_Exercise goal_
Transcribe the whole listing below without changing a word, but leave out every image.

_Excerpted records_
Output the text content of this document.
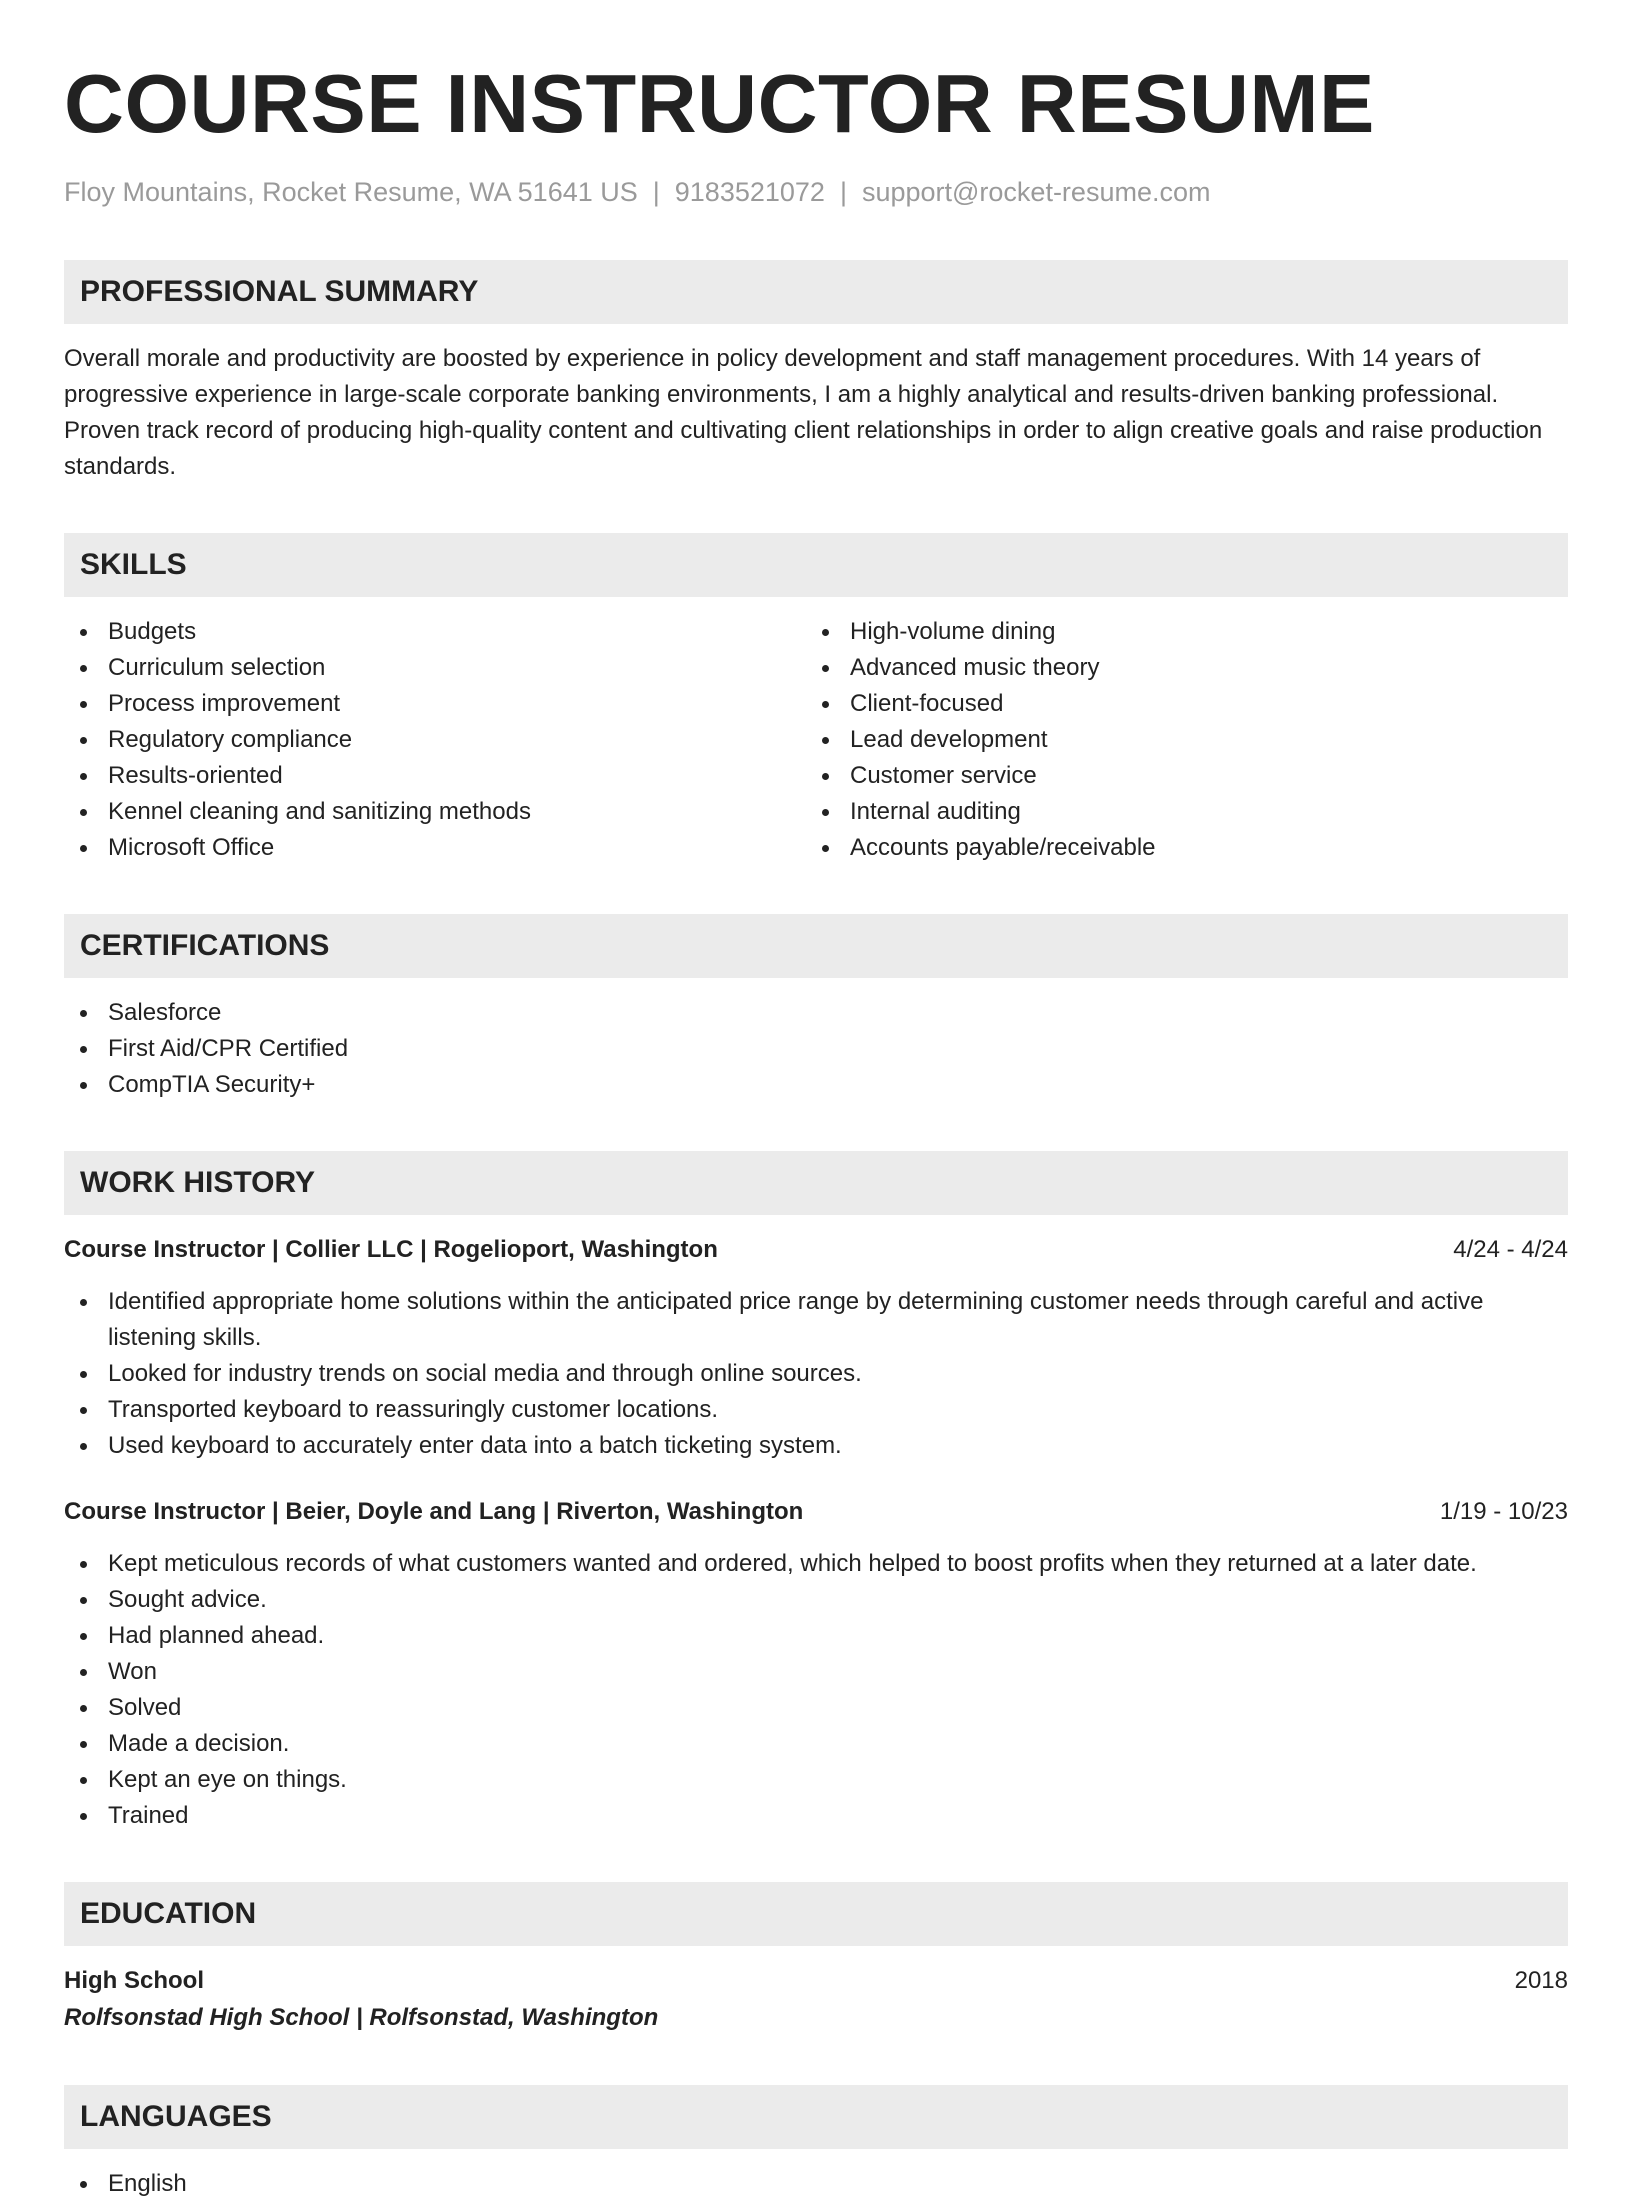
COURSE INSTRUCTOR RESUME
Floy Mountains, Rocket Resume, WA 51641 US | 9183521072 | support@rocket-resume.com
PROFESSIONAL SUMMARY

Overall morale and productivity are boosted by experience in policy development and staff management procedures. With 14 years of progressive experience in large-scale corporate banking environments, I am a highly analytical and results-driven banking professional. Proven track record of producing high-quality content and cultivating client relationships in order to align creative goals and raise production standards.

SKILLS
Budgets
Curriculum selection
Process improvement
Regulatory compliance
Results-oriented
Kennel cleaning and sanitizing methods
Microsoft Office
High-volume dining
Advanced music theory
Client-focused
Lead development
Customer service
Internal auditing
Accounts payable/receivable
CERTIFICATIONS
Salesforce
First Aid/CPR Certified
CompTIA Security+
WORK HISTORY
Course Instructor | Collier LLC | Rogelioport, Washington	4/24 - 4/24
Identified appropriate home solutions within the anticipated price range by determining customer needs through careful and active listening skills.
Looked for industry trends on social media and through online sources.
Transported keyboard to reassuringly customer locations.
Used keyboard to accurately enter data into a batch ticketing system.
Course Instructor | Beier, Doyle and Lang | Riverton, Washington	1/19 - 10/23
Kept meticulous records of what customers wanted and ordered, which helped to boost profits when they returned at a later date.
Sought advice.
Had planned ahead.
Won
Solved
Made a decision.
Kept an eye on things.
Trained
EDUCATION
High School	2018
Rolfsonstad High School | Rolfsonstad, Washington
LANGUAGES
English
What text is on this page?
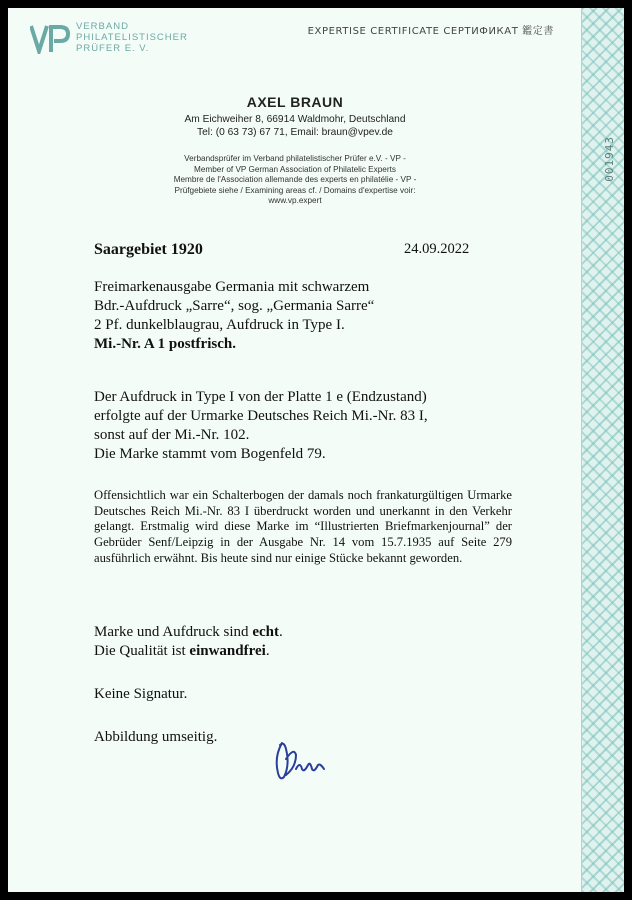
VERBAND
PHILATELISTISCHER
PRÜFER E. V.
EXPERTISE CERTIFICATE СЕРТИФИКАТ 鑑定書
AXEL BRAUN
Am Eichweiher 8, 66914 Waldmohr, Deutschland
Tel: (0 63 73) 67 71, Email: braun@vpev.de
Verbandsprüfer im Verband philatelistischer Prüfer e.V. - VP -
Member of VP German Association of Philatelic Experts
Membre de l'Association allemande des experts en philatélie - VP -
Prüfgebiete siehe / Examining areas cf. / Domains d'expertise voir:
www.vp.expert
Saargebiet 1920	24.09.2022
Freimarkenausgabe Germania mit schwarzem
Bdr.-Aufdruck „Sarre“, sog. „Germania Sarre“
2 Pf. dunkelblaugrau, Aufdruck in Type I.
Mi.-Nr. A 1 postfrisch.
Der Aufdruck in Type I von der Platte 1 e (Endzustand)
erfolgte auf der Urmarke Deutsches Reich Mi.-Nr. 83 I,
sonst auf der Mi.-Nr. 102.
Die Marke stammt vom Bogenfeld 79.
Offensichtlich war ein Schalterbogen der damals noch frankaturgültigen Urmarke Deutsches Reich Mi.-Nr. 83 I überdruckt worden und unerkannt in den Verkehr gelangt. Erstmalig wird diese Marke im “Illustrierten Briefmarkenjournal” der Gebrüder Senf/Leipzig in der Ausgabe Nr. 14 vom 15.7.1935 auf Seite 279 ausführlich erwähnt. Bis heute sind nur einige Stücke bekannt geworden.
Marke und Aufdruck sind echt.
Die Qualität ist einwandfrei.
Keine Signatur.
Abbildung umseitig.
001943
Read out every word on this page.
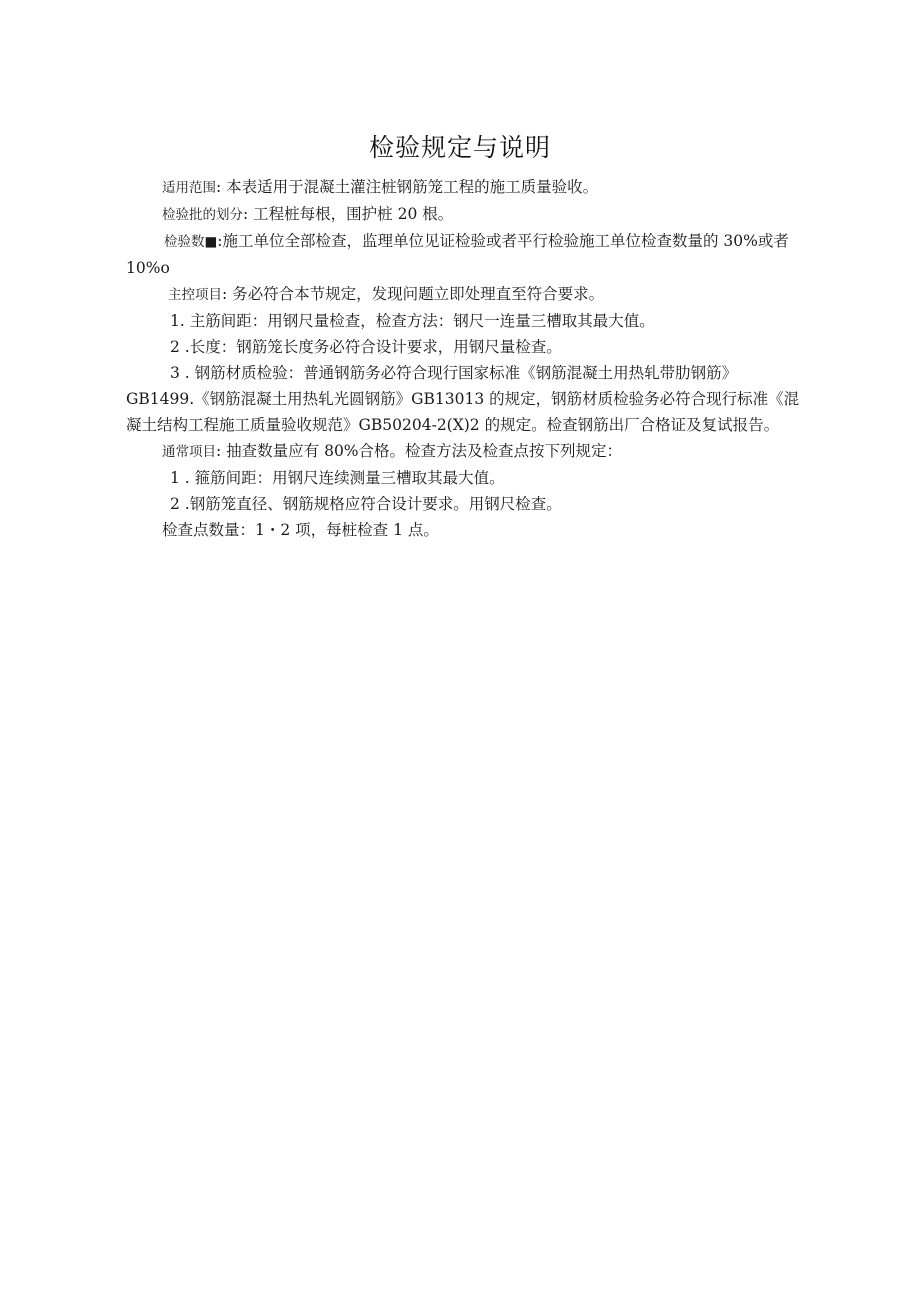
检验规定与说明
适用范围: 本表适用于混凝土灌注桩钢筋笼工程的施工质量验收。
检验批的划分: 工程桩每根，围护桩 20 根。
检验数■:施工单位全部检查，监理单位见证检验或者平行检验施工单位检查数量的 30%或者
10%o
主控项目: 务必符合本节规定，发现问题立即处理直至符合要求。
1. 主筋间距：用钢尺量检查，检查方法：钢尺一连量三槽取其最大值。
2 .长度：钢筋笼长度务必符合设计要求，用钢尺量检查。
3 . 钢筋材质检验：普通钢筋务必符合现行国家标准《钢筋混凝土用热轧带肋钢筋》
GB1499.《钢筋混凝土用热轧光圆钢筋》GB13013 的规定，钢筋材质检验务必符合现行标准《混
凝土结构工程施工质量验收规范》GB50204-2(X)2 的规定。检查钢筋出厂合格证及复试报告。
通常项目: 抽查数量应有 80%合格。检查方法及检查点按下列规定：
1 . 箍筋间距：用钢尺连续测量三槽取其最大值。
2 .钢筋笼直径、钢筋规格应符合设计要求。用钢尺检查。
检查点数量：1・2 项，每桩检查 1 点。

_Task answer_
Output the text content of this document.
COURSE INSTRUCTOR RESUME
Floy Mountains, Rocket Resume, WA 51641 US | 9183521072 | support@rocket-resume.com
PROFESSIONAL SUMMARY

Overall morale and productivity are boosted by experience in policy development and staff management procedures. With 14 years of progressive experience in large-scale corporate banking environments, I am a highly analytical and results-driven banking professional. Proven track record of producing high-quality content and cultivating client relationships in order to align creative goals and raise production standards.

SKILLS
Budgets
Curriculum selection
Process improvement
Regulatory compliance
Results-oriented
Kennel cleaning and sanitizing methods
Microsoft Office
High-volume dining
Advanced music theory
Client-focused
Lead development
Customer service
Internal auditing
Accounts payable/receivable
CERTIFICATIONS
Salesforce
First Aid/CPR Certified
CompTIA Security+
WORK HISTORY
Course Instructor | Collier LLC | Rogelioport, Washington	4/24 - 4/24
Identified appropriate home solutions within the anticipated price range by determining customer needs through careful and active listening skills.
Looked for industry trends on social media and through online sources.
Transported keyboard to reassuringly customer locations.
Used keyboard to accurately enter data into a batch ticketing system.
Course Instructor | Beier, Doyle and Lang | Riverton, Washington	1/19 - 10/23
Kept meticulous records of what customers wanted and ordered, which helped to boost profits when they returned at a later date.
Sought advice.
Had planned ahead.
Won
Solved
Made a decision.
Kept an eye on things.
Trained
EDUCATION
High School	2018
Rolfsonstad High School | Rolfsonstad, Washington
LANGUAGES
English
What text is on this page?
VERBAND
PHILATELISTISCHER
PRÜFER E. V.
EXPERTISE CERTIFICATE СЕРТИФИКАТ 鑑定書
AXEL BRAUN
Am Eichweiher 8, 66914 Waldmohr, Deutschland
Tel: (0 63 73) 67 71, Email: braun@vpev.de
Verbandsprüfer im Verband philatelistischer Prüfer e.V. - VP -
Member of VP German Association of Philatelic Experts
Membre de l'Association allemande des experts en philatélie - VP -
Prüfgebiete siehe / Examining areas cf. / Domains d'expertise voir:
www.vp.expert
Saargebiet 1920	24.09.2022
Freimarkenausgabe Germania mit schwarzem
Bdr.-Aufdruck „Sarre“, sog. „Germania Sarre“
2 Pf. dunkelblaugrau, Aufdruck in Type I.
Mi.-Nr. A 1 postfrisch.
Der Aufdruck in Type I von der Platte 1 e (Endzustand)
erfolgte auf der Urmarke Deutsches Reich Mi.-Nr. 83 I,
sonst auf der Mi.-Nr. 102.
Die Marke stammt vom Bogenfeld 79.
Offensichtlich war ein Schalterbogen der damals noch frankaturgültigen Urmarke Deutsches Reich Mi.-Nr. 83 I überdruckt worden und unerkannt in den Verkehr gelangt. Erstmalig wird diese Marke im “Illustrierten Briefmarkenjournal” der Gebrüder Senf/Leipzig in der Ausgabe Nr. 14 vom 15.7.1935 auf Seite 279 ausführlich erwähnt. Bis heute sind nur einige Stücke bekannt geworden.
Marke und Aufdruck sind echt.
Die Qualität ist einwandfrei.
Keine Signatur.
Abbildung umseitig.
001943
Read out every word on this page.
检验规定与说明
适用范围: 本表适用于混凝土灌注桩钢筋笼工程的施工质量验收。
检验批的划分: 工程桩每根，围护桩 20 根。
检验数■:施工单位全部检查，监理单位见证检验或者平行检验施工单位检查数量的 30%或者
10%o
主控项目: 务必符合本节规定，发现问题立即处理直至符合要求。
1. 主筋间距：用钢尺量检查，检查方法：钢尺一连量三槽取其最大值。
2 .长度：钢筋笼长度务必符合设计要求，用钢尺量检查。
3 . 钢筋材质检验：普通钢筋务必符合现行国家标准《钢筋混凝土用热轧带肋钢筋》
GB1499.《钢筋混凝土用热轧光圆钢筋》GB13013 的规定，钢筋材质检验务必符合现行标准《混
凝土结构工程施工质量验收规范》GB50204-2(X)2 的规定。检查钢筋出厂合格证及复试报告。
通常项目: 抽查数量应有 80%合格。检查方法及检查点按下列规定：
1 . 箍筋间距：用钢尺连续测量三槽取其最大值。
2 .钢筋笼直径、钢筋规格应符合设计要求。用钢尺检查。
检查点数量：1・2 项，每桩检查 1 点。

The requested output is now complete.